● What the task asks
Reproduce the items below with every occurrence of "interactable" changed to "clickable", leaving all other text unchanged.
== == ==
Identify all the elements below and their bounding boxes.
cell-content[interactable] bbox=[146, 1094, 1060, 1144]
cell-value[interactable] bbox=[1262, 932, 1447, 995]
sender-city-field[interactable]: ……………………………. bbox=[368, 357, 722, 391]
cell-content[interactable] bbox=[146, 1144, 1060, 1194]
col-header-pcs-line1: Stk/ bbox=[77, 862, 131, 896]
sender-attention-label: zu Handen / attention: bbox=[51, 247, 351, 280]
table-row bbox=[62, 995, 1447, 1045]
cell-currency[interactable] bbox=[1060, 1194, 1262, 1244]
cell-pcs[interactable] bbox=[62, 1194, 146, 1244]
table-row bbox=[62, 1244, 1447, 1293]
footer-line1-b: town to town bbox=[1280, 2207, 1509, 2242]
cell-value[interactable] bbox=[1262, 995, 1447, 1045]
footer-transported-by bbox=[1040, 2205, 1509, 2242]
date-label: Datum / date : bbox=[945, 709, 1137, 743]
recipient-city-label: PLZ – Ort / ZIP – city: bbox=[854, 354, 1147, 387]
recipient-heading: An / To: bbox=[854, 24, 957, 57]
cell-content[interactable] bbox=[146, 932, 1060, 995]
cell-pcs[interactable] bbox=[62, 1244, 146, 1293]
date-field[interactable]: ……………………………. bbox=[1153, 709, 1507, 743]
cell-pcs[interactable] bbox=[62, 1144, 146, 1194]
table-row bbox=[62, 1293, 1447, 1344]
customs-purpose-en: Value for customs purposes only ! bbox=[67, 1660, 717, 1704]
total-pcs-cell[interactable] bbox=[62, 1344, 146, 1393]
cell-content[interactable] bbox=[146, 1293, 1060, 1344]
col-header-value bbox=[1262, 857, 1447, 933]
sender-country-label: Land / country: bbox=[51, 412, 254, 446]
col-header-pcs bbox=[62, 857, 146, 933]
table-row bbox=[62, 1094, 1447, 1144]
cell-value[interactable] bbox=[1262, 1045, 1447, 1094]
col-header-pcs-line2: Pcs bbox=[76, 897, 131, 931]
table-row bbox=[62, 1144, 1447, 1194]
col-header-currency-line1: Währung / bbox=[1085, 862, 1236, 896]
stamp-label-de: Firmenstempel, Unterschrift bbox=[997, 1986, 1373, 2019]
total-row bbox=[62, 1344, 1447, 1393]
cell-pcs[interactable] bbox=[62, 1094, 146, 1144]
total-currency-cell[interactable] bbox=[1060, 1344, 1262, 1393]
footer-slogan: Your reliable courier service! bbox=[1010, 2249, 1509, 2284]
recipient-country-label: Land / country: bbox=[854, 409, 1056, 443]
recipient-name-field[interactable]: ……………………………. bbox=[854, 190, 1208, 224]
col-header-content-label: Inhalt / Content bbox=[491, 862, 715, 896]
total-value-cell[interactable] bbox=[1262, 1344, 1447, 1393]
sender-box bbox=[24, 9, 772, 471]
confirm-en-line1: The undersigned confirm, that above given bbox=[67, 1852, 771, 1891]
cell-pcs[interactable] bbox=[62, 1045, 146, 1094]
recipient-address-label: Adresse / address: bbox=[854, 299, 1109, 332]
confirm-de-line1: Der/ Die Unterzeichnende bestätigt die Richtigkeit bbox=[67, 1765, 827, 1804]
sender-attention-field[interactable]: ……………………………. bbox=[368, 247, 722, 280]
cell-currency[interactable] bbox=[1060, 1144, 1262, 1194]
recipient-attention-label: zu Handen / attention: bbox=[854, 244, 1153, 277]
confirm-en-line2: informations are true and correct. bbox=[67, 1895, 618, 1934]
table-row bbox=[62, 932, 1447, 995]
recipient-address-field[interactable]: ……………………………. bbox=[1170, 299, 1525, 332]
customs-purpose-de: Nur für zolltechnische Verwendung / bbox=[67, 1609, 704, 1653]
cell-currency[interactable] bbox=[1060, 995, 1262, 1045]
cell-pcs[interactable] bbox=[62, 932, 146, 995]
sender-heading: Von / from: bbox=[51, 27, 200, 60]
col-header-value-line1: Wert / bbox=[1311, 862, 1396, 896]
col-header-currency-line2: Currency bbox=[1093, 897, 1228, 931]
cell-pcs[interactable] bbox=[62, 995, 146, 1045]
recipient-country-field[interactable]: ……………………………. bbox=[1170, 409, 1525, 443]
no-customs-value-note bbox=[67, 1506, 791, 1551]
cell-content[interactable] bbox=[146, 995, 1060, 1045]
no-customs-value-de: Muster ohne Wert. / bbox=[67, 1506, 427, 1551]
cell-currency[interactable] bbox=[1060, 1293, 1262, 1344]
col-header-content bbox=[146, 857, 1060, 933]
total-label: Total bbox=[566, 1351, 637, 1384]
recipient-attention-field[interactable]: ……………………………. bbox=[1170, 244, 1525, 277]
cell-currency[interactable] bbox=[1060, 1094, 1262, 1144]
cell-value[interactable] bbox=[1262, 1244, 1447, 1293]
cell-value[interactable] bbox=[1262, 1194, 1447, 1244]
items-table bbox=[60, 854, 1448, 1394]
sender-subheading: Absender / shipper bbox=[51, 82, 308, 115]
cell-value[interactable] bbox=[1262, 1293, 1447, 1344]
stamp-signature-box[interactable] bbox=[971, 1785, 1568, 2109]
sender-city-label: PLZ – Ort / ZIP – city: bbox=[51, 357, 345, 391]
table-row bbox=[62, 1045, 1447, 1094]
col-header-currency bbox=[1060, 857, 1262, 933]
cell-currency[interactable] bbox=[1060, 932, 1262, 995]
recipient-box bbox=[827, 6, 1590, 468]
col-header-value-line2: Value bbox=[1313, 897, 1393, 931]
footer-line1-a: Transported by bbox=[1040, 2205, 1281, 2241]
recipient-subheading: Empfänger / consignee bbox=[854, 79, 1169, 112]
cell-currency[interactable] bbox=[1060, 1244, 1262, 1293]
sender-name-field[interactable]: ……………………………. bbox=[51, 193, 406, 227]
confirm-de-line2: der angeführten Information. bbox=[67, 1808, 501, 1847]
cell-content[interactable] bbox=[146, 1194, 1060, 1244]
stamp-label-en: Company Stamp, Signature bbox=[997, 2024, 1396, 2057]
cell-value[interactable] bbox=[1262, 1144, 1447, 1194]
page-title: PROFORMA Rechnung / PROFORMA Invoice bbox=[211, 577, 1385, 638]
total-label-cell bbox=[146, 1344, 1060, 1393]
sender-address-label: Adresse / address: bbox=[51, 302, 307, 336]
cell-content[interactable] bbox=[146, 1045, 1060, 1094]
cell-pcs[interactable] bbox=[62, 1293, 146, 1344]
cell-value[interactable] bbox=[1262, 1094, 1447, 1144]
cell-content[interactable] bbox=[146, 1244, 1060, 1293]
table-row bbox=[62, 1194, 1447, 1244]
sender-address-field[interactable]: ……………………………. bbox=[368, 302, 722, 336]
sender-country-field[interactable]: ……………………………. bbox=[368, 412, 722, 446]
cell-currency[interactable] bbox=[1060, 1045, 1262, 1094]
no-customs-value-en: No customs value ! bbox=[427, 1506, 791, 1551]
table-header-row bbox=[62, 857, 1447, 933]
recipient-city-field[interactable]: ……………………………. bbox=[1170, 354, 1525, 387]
== == ==
● Answer to the exercise
Identify all the elements below and their bounding boxes.
cell-content[clickable] bbox=[146, 1094, 1060, 1144]
cell-value[clickable] bbox=[1262, 932, 1447, 995]
sender-city-field[clickable]: ……………………………. bbox=[368, 357, 722, 391]
cell-content[clickable] bbox=[146, 1144, 1060, 1194]
col-header-pcs-line1: Stk/ bbox=[77, 862, 131, 896]
sender-attention-label: zu Handen / attention: bbox=[51, 247, 351, 280]
table-row bbox=[62, 995, 1447, 1045]
cell-currency[clickable] bbox=[1060, 1194, 1262, 1244]
cell-pcs[clickable] bbox=[62, 1194, 146, 1244]
table-row bbox=[62, 1244, 1447, 1293]
footer-line1-b: town to town bbox=[1280, 2207, 1509, 2242]
cell-value[clickable] bbox=[1262, 995, 1447, 1045]
footer-transported-by bbox=[1040, 2205, 1509, 2242]
date-label: Datum / date : bbox=[945, 709, 1137, 743]
recipient-city-label: PLZ – Ort / ZIP – city: bbox=[854, 354, 1147, 387]
recipient-heading: An / To: bbox=[854, 24, 957, 57]
cell-content[clickable] bbox=[146, 932, 1060, 995]
cell-pcs[clickable] bbox=[62, 1244, 146, 1293]
date-field[clickable]: ……………………………. bbox=[1153, 709, 1507, 743]
cell-pcs[clickable] bbox=[62, 1144, 146, 1194]
table-row bbox=[62, 1293, 1447, 1344]
customs-purpose-en: Value for customs purposes only ! bbox=[67, 1660, 717, 1704]
total-pcs-cell[clickable] bbox=[62, 1344, 146, 1393]
cell-content[clickable] bbox=[146, 1293, 1060, 1344]
col-header-value bbox=[1262, 857, 1447, 933]
sender-country-label: Land / country: bbox=[51, 412, 254, 446]
col-header-pcs bbox=[62, 857, 146, 933]
table-row bbox=[62, 1094, 1447, 1144]
cell-value[clickable] bbox=[1262, 1045, 1447, 1094]
col-header-pcs-line2: Pcs bbox=[76, 897, 131, 931]
table-row bbox=[62, 1144, 1447, 1194]
col-header-currency-line1: Währung / bbox=[1085, 862, 1236, 896]
stamp-label-de: Firmenstempel, Unterschrift bbox=[997, 1986, 1373, 2019]
total-row bbox=[62, 1344, 1447, 1393]
cell-pcs[clickable] bbox=[62, 1094, 146, 1144]
total-currency-cell[clickable] bbox=[1060, 1344, 1262, 1393]
footer-slogan: Your reliable courier service! bbox=[1010, 2249, 1509, 2284]
recipient-country-label: Land / country: bbox=[854, 409, 1056, 443]
recipient-name-field[clickable]: ……………………………. bbox=[854, 190, 1208, 224]
col-header-content-label: Inhalt / Content bbox=[491, 862, 715, 896]
total-value-cell[clickable] bbox=[1262, 1344, 1447, 1393]
sender-box bbox=[24, 9, 772, 471]
confirm-en-line1: The undersigned confirm, that above given bbox=[67, 1852, 771, 1891]
cell-pcs[clickable] bbox=[62, 1045, 146, 1094]
recipient-address-label: Adresse / address: bbox=[854, 299, 1109, 332]
confirm-de-line1: Der/ Die Unterzeichnende bestätigt die Richtigkeit bbox=[67, 1765, 827, 1804]
sender-attention-field[clickable]: ……………………………. bbox=[368, 247, 722, 280]
cell-currency[clickable] bbox=[1060, 1144, 1262, 1194]
recipient-attention-label: zu Handen / attention: bbox=[854, 244, 1153, 277]
confirm-en-line2: informations are true and correct. bbox=[67, 1895, 618, 1934]
table-row bbox=[62, 932, 1447, 995]
recipient-address-field[clickable]: ……………………………. bbox=[1170, 299, 1525, 332]
customs-purpose-de: Nur für zolltechnische Verwendung / bbox=[67, 1609, 704, 1653]
cell-currency[clickable] bbox=[1060, 995, 1262, 1045]
cell-pcs[clickable] bbox=[62, 932, 146, 995]
sender-heading: Von / from: bbox=[51, 27, 200, 60]
col-header-value-line1: Wert / bbox=[1311, 862, 1396, 896]
col-header-currency-line2: Currency bbox=[1093, 897, 1228, 931]
cell-pcs[clickable] bbox=[62, 995, 146, 1045]
recipient-country-field[clickable]: ……………………………. bbox=[1170, 409, 1525, 443]
no-customs-value-note bbox=[67, 1506, 791, 1551]
cell-content[clickable] bbox=[146, 995, 1060, 1045]
no-customs-value-de: Muster ohne Wert. / bbox=[67, 1506, 427, 1551]
cell-currency[clickable] bbox=[1060, 1293, 1262, 1344]
col-header-content bbox=[146, 857, 1060, 933]
total-label: Total bbox=[566, 1351, 637, 1384]
recipient-attention-field[clickable]: ……………………………. bbox=[1170, 244, 1525, 277]
cell-currency[clickable] bbox=[1060, 1094, 1262, 1144]
cell-value[clickable] bbox=[1262, 1244, 1447, 1293]
cell-value[clickable] bbox=[1262, 1194, 1447, 1244]
items-table bbox=[60, 854, 1448, 1394]
sender-subheading: Absender / shipper bbox=[51, 82, 308, 115]
cell-value[clickable] bbox=[1262, 1293, 1447, 1344]
stamp-signature-box[clickable] bbox=[971, 1785, 1568, 2109]
sender-city-label: PLZ – Ort / ZIP – city: bbox=[51, 357, 345, 391]
table-row bbox=[62, 1045, 1447, 1094]
col-header-currency bbox=[1060, 857, 1262, 933]
cell-currency[clickable] bbox=[1060, 932, 1262, 995]
recipient-box bbox=[827, 6, 1590, 468]
col-header-value-line2: Value bbox=[1313, 897, 1393, 931]
footer-line1-a: Transported by bbox=[1040, 2205, 1281, 2241]
recipient-subheading: Empfänger / consignee bbox=[854, 79, 1169, 112]
cell-currency[clickable] bbox=[1060, 1244, 1262, 1293]
sender-name-field[clickable]: ……………………………. bbox=[51, 193, 406, 227]
confirm-de-line2: der angeführten Information. bbox=[67, 1808, 501, 1847]
cell-content[clickable] bbox=[146, 1194, 1060, 1244]
stamp-label-en: Company Stamp, Signature bbox=[997, 2024, 1396, 2057]
cell-value[clickable] bbox=[1262, 1144, 1447, 1194]
page-title: PROFORMA Rechnung / PROFORMA Invoice bbox=[211, 577, 1385, 638]
total-label-cell bbox=[146, 1344, 1060, 1393]
sender-address-label: Adresse / address: bbox=[51, 302, 307, 336]
cell-content[clickable] bbox=[146, 1045, 1060, 1094]
cell-pcs[clickable] bbox=[62, 1293, 146, 1344]
cell-value[clickable] bbox=[1262, 1094, 1447, 1144]
cell-content[clickable] bbox=[146, 1244, 1060, 1293]
table-row bbox=[62, 1194, 1447, 1244]
sender-address-field[clickable]: ……………………………. bbox=[368, 302, 722, 336]
sender-country-field[clickable]: ……………………………. bbox=[368, 412, 722, 446]
cell-currency[clickable] bbox=[1060, 1045, 1262, 1094]
no-customs-value-en: No customs value ! bbox=[427, 1506, 791, 1551]
table-header-row bbox=[62, 857, 1447, 933]
recipient-city-field[clickable]: ……………………………. bbox=[1170, 354, 1525, 387]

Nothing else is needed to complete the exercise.